→ **Record extracts**
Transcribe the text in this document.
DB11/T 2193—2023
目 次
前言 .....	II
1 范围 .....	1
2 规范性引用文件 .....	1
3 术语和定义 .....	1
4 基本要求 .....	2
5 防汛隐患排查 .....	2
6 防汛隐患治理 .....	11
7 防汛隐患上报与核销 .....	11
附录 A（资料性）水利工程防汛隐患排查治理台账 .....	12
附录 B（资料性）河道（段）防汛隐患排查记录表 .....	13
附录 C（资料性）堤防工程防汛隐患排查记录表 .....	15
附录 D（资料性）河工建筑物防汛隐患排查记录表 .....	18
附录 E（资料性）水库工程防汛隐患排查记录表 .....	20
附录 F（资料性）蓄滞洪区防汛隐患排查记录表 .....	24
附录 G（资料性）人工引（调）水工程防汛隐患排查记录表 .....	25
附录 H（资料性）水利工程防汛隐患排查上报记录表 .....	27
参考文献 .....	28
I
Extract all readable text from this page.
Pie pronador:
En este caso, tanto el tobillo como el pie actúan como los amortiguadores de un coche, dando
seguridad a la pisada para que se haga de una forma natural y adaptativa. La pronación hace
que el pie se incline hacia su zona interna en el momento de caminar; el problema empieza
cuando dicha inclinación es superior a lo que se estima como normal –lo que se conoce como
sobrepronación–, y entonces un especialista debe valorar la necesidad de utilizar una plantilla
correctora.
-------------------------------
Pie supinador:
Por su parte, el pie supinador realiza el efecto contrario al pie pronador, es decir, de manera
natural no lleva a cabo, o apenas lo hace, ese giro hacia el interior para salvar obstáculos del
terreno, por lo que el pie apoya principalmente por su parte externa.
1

→ **Request**
Check each line above for the word "hacia", and copy the lines where it appears.

→ **Task response**
que el pie se incline hacia su zona interna en el momento de caminar; el problema empieza
natural no lleva a cabo, o apenas lo hace, ese giro hacia el interior para salvar obstáculos del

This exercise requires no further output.